-- Begin Provided material --

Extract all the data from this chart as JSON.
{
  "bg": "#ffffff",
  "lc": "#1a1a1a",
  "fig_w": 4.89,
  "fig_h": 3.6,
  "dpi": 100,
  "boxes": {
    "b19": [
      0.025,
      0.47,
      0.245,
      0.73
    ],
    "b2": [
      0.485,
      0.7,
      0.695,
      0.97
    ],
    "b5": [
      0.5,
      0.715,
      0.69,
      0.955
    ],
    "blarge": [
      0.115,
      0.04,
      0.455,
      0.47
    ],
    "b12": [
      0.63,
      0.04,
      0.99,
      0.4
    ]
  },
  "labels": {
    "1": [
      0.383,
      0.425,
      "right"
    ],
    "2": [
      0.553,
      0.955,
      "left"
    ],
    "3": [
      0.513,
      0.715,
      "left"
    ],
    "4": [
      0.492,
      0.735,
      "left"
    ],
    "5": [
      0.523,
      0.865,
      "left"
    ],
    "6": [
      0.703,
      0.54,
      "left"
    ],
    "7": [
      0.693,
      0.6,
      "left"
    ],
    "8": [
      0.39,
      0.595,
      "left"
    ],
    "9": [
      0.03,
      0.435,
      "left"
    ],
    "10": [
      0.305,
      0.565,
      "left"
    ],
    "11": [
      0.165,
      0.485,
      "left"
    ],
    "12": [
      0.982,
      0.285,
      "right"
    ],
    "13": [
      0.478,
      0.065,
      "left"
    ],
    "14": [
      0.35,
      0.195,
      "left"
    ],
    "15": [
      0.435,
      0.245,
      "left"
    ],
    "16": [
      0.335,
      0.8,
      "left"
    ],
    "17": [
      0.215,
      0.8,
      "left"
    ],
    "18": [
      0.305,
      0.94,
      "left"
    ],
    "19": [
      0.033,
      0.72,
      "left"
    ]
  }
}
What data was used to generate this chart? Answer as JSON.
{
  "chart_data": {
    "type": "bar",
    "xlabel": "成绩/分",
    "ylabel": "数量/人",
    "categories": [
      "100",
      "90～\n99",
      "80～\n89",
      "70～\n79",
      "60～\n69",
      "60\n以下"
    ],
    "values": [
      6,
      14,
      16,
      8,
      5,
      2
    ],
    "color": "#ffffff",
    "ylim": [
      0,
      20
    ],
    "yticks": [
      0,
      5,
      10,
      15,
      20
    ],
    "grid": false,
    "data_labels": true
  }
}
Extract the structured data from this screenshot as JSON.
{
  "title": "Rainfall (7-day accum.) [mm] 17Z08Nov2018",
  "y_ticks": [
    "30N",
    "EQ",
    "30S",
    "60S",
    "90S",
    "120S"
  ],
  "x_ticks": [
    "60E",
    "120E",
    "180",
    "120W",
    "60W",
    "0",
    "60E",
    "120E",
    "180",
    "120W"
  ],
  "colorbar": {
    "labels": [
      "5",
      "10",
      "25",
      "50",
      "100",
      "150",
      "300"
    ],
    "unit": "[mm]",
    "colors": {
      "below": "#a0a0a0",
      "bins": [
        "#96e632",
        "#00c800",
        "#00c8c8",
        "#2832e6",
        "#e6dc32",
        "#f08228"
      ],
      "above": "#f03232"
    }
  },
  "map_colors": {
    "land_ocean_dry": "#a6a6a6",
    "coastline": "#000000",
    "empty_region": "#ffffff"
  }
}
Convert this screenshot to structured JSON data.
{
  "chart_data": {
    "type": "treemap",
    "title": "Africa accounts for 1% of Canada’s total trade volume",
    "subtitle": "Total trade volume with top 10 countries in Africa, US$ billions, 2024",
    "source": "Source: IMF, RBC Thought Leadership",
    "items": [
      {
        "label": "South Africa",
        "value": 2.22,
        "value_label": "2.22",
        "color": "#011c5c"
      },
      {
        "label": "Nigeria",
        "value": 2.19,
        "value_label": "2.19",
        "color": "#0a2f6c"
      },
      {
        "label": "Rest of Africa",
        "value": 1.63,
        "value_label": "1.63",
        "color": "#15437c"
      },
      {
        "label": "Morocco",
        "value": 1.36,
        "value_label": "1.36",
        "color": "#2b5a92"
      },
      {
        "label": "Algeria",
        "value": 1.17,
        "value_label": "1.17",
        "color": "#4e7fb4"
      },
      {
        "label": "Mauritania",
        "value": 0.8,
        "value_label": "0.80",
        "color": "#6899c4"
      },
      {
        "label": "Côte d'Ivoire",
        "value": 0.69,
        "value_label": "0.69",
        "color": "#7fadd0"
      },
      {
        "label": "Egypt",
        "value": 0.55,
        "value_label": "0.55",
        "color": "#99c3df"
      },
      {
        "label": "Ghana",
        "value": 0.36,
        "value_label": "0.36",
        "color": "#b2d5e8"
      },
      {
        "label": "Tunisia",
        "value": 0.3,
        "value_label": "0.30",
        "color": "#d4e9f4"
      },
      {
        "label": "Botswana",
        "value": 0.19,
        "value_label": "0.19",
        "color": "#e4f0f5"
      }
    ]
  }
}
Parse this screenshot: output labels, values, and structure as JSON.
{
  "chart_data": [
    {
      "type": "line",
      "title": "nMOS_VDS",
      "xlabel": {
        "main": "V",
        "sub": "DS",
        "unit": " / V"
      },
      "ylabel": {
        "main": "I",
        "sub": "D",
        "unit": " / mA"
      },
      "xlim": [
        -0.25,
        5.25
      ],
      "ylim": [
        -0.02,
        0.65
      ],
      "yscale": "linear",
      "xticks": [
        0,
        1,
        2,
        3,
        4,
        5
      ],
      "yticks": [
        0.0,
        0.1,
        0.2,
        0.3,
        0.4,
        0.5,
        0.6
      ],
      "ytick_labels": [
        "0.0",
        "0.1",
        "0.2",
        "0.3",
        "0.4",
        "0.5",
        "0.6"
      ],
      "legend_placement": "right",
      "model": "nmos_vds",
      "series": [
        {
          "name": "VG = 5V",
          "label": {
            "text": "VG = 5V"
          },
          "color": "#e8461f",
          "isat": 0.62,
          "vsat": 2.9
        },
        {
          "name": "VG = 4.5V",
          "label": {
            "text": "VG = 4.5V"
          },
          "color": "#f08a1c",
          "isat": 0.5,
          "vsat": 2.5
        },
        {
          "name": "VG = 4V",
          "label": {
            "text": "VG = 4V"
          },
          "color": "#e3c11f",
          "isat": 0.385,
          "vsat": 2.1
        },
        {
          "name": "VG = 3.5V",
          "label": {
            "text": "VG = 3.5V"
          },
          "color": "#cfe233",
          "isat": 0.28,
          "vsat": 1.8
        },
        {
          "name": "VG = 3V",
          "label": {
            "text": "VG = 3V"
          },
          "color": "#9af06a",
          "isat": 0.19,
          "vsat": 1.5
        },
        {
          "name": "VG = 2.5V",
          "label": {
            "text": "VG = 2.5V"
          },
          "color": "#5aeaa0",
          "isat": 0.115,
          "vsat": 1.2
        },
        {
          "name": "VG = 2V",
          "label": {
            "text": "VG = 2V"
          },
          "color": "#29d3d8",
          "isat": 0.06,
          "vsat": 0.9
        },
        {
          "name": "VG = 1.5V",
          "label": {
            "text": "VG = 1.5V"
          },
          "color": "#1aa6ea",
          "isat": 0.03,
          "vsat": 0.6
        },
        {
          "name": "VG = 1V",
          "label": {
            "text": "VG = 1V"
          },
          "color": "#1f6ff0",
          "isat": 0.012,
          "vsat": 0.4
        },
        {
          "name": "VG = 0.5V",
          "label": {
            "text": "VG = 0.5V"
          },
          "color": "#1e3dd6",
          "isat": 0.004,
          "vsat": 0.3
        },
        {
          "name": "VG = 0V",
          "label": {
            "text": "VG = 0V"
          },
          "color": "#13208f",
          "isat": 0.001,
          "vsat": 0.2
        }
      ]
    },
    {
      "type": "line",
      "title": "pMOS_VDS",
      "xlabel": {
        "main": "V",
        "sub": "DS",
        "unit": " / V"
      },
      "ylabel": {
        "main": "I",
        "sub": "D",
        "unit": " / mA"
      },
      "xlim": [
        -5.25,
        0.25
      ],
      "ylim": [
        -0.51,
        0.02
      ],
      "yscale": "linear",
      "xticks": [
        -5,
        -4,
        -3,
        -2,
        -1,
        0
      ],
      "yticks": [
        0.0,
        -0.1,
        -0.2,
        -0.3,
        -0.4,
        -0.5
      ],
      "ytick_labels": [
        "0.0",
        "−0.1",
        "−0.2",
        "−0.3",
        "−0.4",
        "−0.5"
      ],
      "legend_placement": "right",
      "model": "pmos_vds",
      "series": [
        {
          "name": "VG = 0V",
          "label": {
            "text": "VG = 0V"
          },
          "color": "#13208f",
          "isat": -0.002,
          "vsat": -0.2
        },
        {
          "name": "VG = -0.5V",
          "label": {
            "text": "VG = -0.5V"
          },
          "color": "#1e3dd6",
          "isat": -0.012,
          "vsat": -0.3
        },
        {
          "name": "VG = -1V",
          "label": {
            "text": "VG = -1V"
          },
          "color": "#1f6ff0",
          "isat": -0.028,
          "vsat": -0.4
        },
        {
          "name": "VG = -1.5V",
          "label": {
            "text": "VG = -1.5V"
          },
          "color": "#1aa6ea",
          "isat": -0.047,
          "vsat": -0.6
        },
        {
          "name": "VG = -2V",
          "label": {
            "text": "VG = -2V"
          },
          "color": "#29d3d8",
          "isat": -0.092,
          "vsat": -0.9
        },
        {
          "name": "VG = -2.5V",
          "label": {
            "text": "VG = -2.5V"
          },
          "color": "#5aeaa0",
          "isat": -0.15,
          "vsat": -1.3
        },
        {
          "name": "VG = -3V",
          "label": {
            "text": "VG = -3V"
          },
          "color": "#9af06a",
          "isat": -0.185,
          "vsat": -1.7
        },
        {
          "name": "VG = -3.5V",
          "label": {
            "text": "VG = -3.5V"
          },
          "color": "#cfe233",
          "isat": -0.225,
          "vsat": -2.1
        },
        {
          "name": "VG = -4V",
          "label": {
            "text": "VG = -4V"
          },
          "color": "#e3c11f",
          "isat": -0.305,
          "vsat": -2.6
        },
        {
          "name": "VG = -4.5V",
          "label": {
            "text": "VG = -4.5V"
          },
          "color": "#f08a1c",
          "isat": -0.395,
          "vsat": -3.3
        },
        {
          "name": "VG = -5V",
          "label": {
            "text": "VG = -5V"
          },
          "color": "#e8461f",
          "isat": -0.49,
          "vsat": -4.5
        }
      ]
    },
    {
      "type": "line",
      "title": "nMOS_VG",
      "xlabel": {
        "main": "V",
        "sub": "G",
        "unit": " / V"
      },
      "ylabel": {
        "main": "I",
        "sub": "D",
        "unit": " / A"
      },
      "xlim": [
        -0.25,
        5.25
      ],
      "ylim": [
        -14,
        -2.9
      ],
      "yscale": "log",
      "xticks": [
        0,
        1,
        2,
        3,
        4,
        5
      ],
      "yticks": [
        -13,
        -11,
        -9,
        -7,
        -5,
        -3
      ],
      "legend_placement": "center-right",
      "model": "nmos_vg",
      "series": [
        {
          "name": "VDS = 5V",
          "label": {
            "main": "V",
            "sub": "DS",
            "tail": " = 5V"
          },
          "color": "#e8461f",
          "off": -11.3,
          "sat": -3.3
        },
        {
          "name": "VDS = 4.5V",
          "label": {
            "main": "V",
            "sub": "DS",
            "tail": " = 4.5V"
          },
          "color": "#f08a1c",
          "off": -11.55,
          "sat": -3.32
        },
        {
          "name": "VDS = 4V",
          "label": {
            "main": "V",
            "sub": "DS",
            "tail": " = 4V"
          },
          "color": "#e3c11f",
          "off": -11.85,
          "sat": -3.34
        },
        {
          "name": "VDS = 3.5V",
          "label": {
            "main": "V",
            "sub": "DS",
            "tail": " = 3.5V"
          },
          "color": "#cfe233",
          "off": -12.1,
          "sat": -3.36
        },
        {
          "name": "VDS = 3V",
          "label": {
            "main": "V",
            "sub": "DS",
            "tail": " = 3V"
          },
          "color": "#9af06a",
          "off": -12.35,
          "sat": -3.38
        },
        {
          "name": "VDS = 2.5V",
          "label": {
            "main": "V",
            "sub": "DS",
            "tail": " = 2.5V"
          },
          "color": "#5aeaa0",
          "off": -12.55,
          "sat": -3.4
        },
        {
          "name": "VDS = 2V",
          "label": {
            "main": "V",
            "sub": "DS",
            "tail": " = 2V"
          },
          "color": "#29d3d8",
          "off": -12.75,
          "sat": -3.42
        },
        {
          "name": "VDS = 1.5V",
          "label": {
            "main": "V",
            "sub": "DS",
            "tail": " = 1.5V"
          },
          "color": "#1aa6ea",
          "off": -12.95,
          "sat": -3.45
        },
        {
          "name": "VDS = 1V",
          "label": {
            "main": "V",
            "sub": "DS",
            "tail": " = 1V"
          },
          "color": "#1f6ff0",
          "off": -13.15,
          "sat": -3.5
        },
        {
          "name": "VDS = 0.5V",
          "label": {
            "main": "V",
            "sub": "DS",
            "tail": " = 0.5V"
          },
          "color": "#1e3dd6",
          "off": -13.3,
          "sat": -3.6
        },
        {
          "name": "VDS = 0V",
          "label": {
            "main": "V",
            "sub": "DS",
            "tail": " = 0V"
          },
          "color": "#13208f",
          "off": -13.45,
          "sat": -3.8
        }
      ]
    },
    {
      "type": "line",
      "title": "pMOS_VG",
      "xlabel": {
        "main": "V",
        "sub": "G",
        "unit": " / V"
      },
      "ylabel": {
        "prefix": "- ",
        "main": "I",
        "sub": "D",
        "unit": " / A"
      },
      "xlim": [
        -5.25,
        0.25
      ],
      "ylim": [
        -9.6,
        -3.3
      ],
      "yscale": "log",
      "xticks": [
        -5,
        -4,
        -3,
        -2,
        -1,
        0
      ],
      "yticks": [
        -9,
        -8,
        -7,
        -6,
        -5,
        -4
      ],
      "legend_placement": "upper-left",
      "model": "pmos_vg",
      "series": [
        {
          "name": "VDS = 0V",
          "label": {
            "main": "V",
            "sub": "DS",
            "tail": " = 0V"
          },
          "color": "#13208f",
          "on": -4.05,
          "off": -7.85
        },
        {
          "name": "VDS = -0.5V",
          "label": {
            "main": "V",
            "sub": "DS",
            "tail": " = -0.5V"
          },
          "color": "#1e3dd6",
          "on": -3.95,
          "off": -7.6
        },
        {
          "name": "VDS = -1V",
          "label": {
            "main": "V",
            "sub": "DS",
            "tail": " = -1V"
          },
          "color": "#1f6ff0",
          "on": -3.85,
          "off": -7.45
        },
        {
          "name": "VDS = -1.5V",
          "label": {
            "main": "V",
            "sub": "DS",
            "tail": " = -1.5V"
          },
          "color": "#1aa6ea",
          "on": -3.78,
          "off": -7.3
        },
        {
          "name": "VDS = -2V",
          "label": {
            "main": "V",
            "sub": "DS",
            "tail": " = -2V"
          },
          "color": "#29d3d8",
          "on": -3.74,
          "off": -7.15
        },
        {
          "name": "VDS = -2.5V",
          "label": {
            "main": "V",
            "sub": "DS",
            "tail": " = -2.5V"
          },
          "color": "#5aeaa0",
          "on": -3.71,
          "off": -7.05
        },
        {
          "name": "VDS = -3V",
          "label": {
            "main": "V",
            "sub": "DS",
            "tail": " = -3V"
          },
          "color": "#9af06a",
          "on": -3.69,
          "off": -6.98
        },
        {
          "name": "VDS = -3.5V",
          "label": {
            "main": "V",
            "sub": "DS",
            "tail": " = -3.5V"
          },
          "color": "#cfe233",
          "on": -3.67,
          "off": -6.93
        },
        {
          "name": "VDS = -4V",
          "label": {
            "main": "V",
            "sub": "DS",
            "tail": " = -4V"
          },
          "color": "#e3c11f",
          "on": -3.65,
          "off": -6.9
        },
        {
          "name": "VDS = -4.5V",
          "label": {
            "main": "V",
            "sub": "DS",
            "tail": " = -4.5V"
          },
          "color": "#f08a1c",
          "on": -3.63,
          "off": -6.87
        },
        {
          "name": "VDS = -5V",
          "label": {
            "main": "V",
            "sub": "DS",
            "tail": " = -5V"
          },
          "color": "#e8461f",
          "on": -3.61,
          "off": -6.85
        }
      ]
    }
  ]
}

-- End Provided material --

— Exercise task —
State how many lines of the records above contain the word "screenshot", and give only that number.

— Result —
3